Figure data in JSON
########

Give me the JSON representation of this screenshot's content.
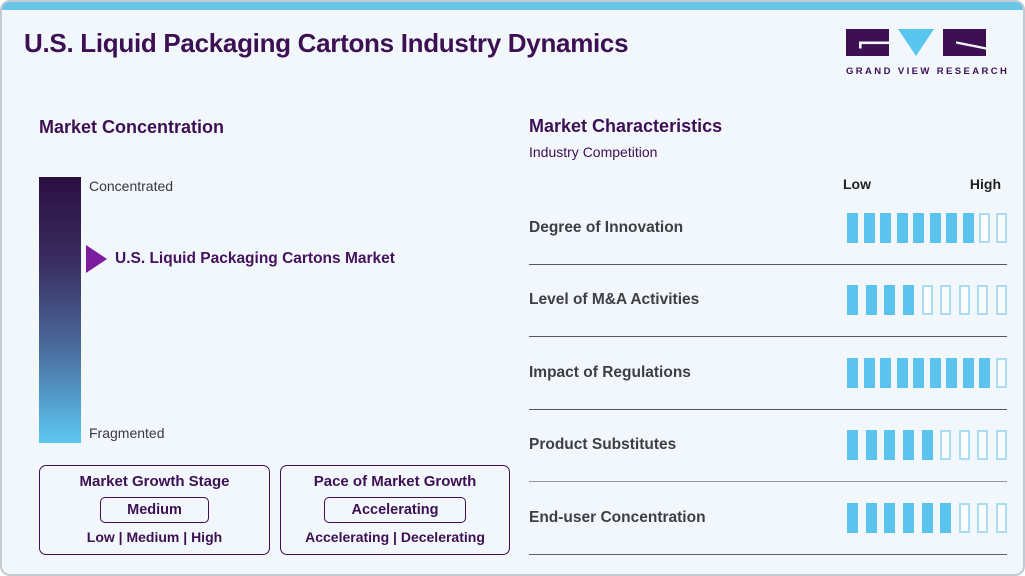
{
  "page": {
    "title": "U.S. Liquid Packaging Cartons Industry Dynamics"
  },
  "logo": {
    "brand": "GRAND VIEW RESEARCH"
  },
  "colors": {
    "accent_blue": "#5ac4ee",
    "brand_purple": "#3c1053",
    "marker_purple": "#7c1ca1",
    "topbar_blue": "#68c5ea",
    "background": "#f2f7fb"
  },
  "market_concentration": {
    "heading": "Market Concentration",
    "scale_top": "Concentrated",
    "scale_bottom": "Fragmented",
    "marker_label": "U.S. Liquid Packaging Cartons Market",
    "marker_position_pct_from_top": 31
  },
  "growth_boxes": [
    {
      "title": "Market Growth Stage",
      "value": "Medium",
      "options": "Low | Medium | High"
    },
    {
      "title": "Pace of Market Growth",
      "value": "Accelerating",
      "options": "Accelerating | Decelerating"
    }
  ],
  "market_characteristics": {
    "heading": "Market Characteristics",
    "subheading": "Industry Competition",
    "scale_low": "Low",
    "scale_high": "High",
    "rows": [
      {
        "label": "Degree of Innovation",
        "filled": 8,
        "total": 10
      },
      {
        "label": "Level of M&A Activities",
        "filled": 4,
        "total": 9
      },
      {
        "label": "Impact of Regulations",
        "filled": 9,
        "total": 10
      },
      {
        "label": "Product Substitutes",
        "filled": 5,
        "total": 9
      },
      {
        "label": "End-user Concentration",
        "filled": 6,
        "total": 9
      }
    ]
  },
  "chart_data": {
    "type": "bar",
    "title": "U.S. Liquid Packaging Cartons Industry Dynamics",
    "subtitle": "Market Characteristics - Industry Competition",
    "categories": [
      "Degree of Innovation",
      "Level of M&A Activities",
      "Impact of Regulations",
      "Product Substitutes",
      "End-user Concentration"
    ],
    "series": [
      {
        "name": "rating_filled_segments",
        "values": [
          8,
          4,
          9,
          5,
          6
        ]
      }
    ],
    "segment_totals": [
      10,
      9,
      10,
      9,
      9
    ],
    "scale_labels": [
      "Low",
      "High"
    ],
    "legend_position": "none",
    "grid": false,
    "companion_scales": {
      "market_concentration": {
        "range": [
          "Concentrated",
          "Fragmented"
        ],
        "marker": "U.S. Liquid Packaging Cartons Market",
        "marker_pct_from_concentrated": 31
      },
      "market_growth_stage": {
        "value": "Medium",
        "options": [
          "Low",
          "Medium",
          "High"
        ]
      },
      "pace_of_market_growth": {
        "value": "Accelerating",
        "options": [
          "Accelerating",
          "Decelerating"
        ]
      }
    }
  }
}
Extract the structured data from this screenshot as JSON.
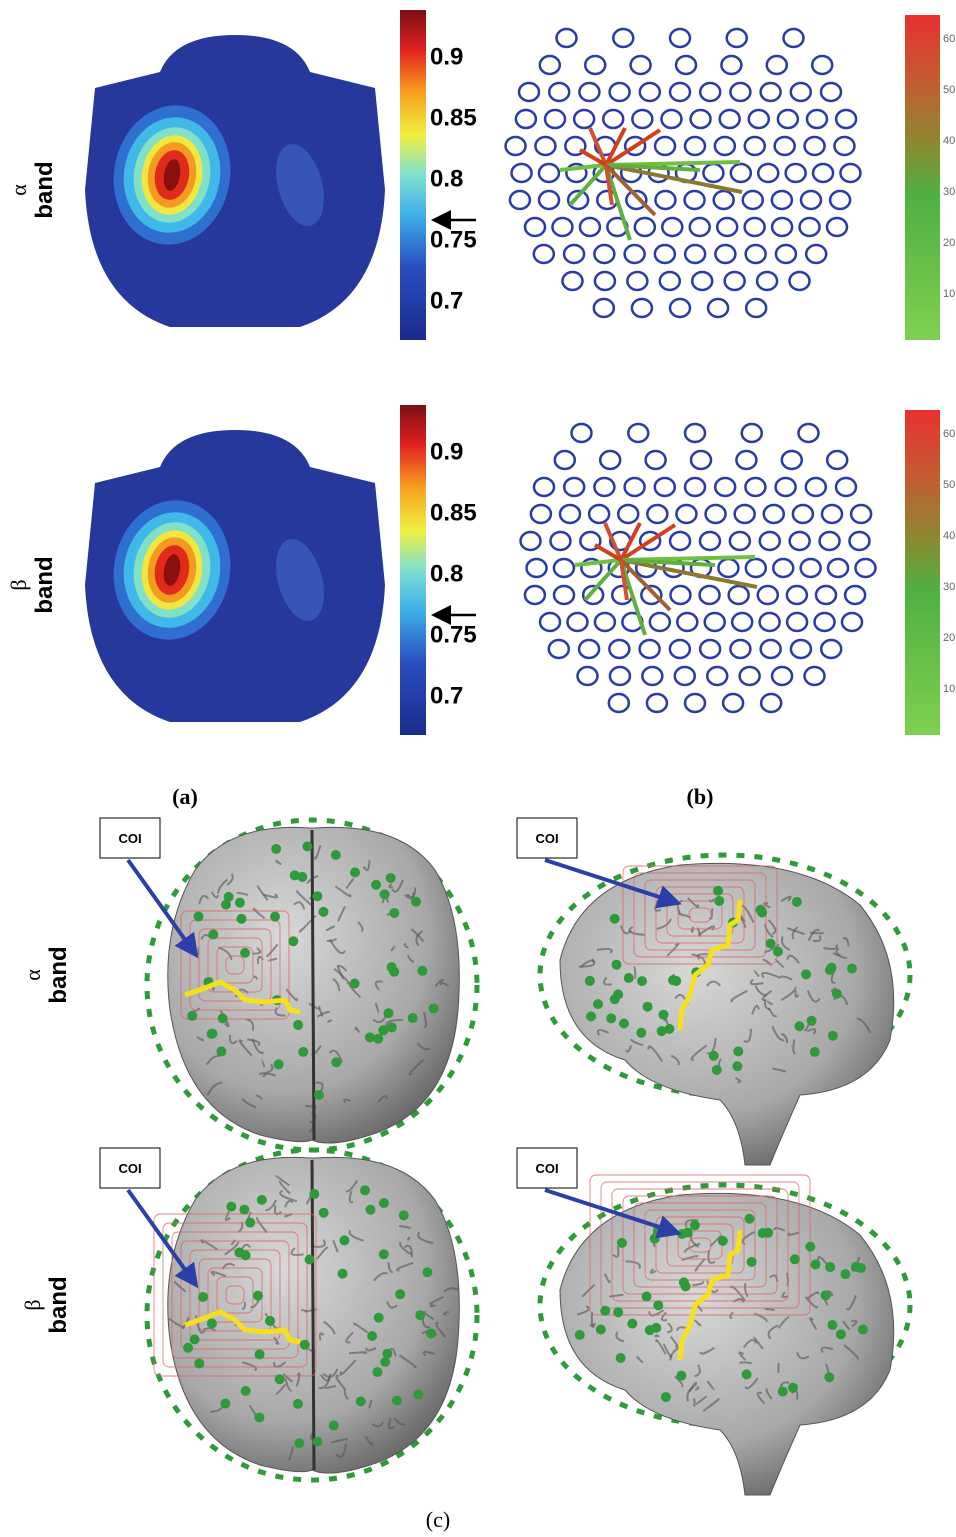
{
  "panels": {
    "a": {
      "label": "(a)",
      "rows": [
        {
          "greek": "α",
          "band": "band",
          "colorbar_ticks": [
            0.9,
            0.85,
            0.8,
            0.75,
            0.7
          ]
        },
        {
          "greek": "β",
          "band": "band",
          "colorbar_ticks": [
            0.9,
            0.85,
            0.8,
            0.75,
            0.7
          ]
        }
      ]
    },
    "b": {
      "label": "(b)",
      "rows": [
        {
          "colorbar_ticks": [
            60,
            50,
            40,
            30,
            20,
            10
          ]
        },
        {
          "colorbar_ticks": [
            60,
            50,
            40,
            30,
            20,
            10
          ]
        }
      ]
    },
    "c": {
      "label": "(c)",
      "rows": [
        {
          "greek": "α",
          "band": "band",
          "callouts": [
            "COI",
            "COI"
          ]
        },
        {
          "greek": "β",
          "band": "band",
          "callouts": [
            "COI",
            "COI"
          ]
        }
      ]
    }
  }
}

########

**SHORT PROBLEM**.
Determine the number of lines where the string "Packaging" occurs, and give that number only.

**THE REPLY**.
4